→ DATA SHOWN:
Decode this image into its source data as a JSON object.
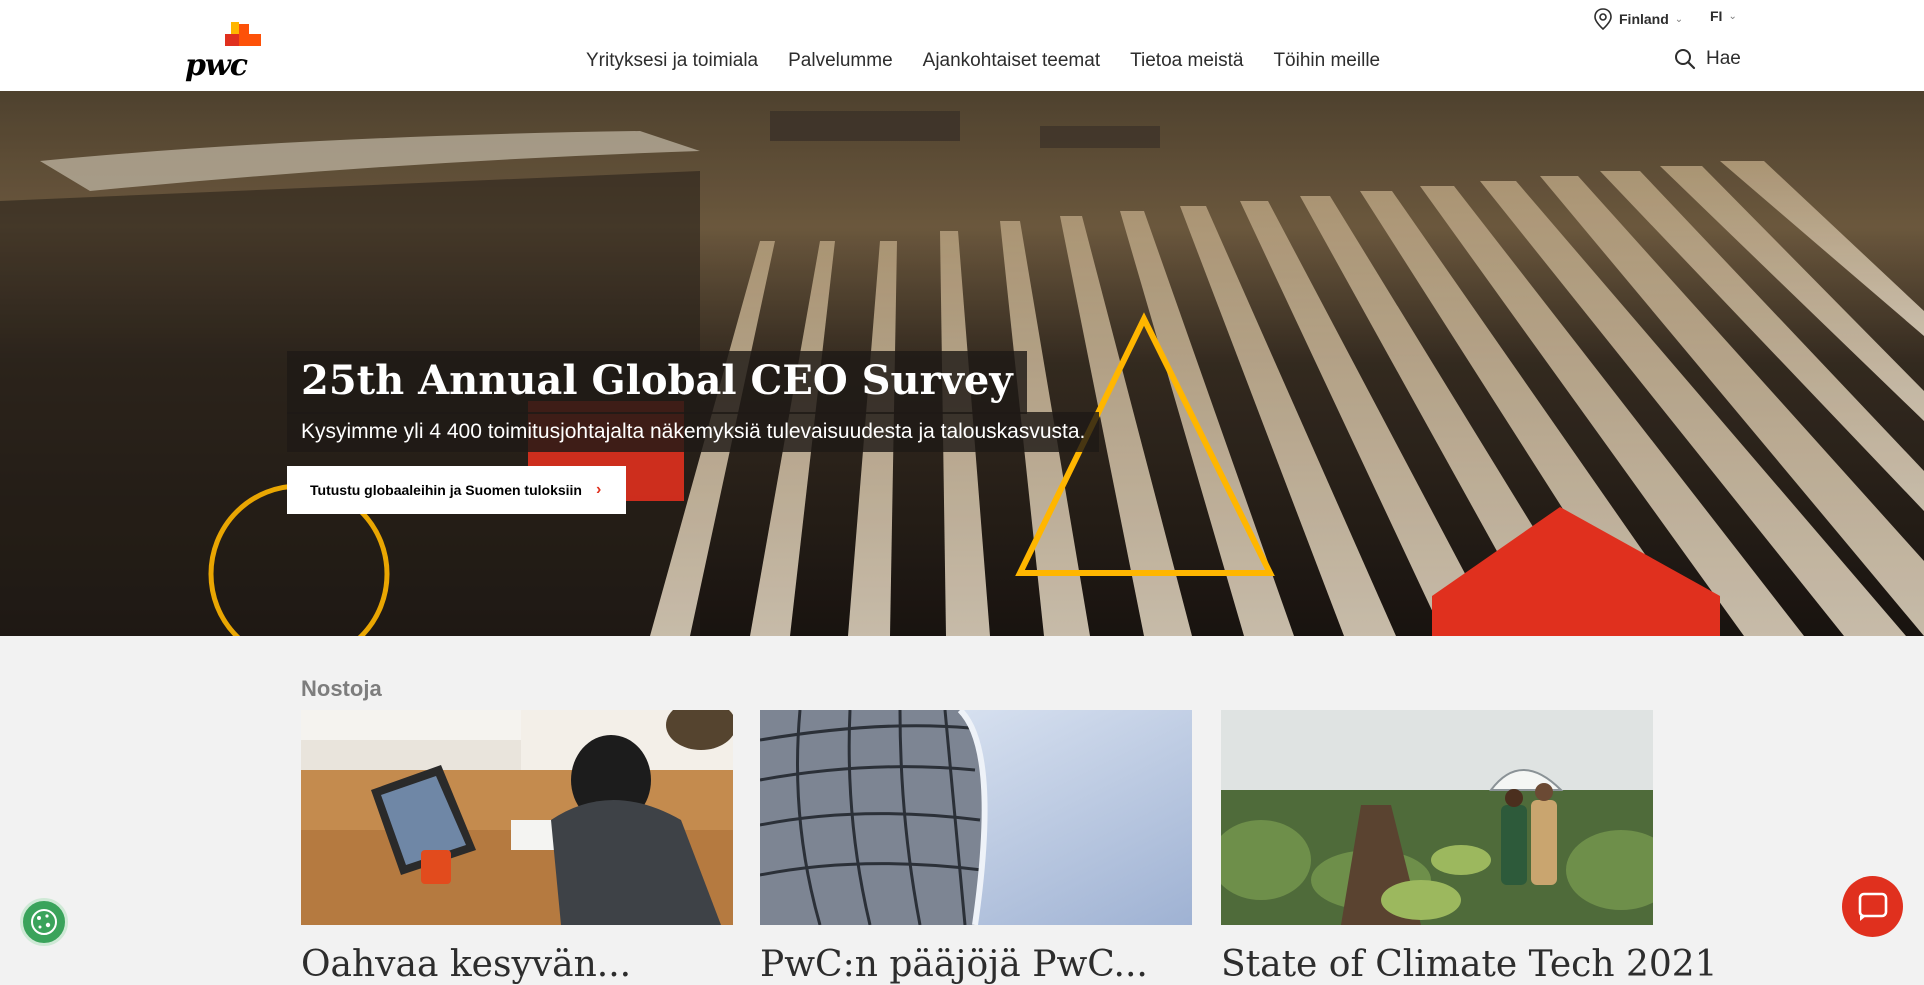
{
  "header": {
    "logo_text": "pwc",
    "country": "Finland",
    "language": "FI",
    "nav": [
      {
        "label": "Yrityksesi ja toimiala"
      },
      {
        "label": "Palvelumme"
      },
      {
        "label": "Ajankohtaiset teemat"
      },
      {
        "label": "Tietoa meistä"
      },
      {
        "label": "Töihin meille"
      }
    ],
    "search_label": "Hae"
  },
  "hero": {
    "title": "25th Annual Global CEO Survey",
    "subtitle": "Kysyimme yli 4 400 toimitusjohtajalta näkemyksiä tulevaisuudesta ja talouskasvusta.",
    "cta_label": "Tutustu globaaleihin ja Suomen tuloksiin"
  },
  "highlights": {
    "title": "Nostoja",
    "cards": [
      {
        "title": "Oahvaa kesyvän..."
      },
      {
        "title": "PwC:n pääjöjä PwC..."
      },
      {
        "title": "State of Climate Tech 2021"
      }
    ]
  },
  "colors": {
    "brand_orange": "#fd5108",
    "brand_red": "#e0301e",
    "accent_yellow": "#ffb600",
    "cookie_green": "#3aa35b"
  },
  "icons": {
    "location": "location-pin-icon",
    "search": "search-icon",
    "chevron": "chevron-down-icon",
    "cta_arrow": "chevron-right-icon",
    "cookie": "cookie-icon",
    "chat": "chat-icon"
  }
}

→ DIRECTIONS:
Transcribe all of the records above character for character. Exclude the pictures.

→ TASK RESPONSE:
Decode this image into its source data as a JSON object.
{
  "header": {
    "logo_text": "pwc",
    "country": "Finland",
    "language": "FI",
    "nav": [
      {
        "label": "Yrityksesi ja toimiala"
      },
      {
        "label": "Palvelumme"
      },
      {
        "label": "Ajankohtaiset teemat"
      },
      {
        "label": "Tietoa meistä"
      },
      {
        "label": "Töihin meille"
      }
    ],
    "search_label": "Hae"
  },
  "hero": {
    "title": "25th Annual Global CEO Survey",
    "subtitle": "Kysyimme yli 4 400 toimitusjohtajalta näkemyksiä tulevaisuudesta ja talouskasvusta.",
    "cta_label": "Tutustu globaaleihin ja Suomen tuloksiin"
  },
  "highlights": {
    "title": "Nostoja",
    "cards": [
      {
        "title": "Oahvaa kesyvän..."
      },
      {
        "title": "PwC:n pääjöjä PwC..."
      },
      {
        "title": "State of Climate Tech 2021"
      }
    ]
  },
  "colors": {
    "brand_orange": "#fd5108",
    "brand_red": "#e0301e",
    "accent_yellow": "#ffb600",
    "cookie_green": "#3aa35b"
  },
  "icons": {
    "location": "location-pin-icon",
    "search": "search-icon",
    "chevron": "chevron-down-icon",
    "cta_arrow": "chevron-right-icon",
    "cookie": "cookie-icon",
    "chat": "chat-icon"
  }
}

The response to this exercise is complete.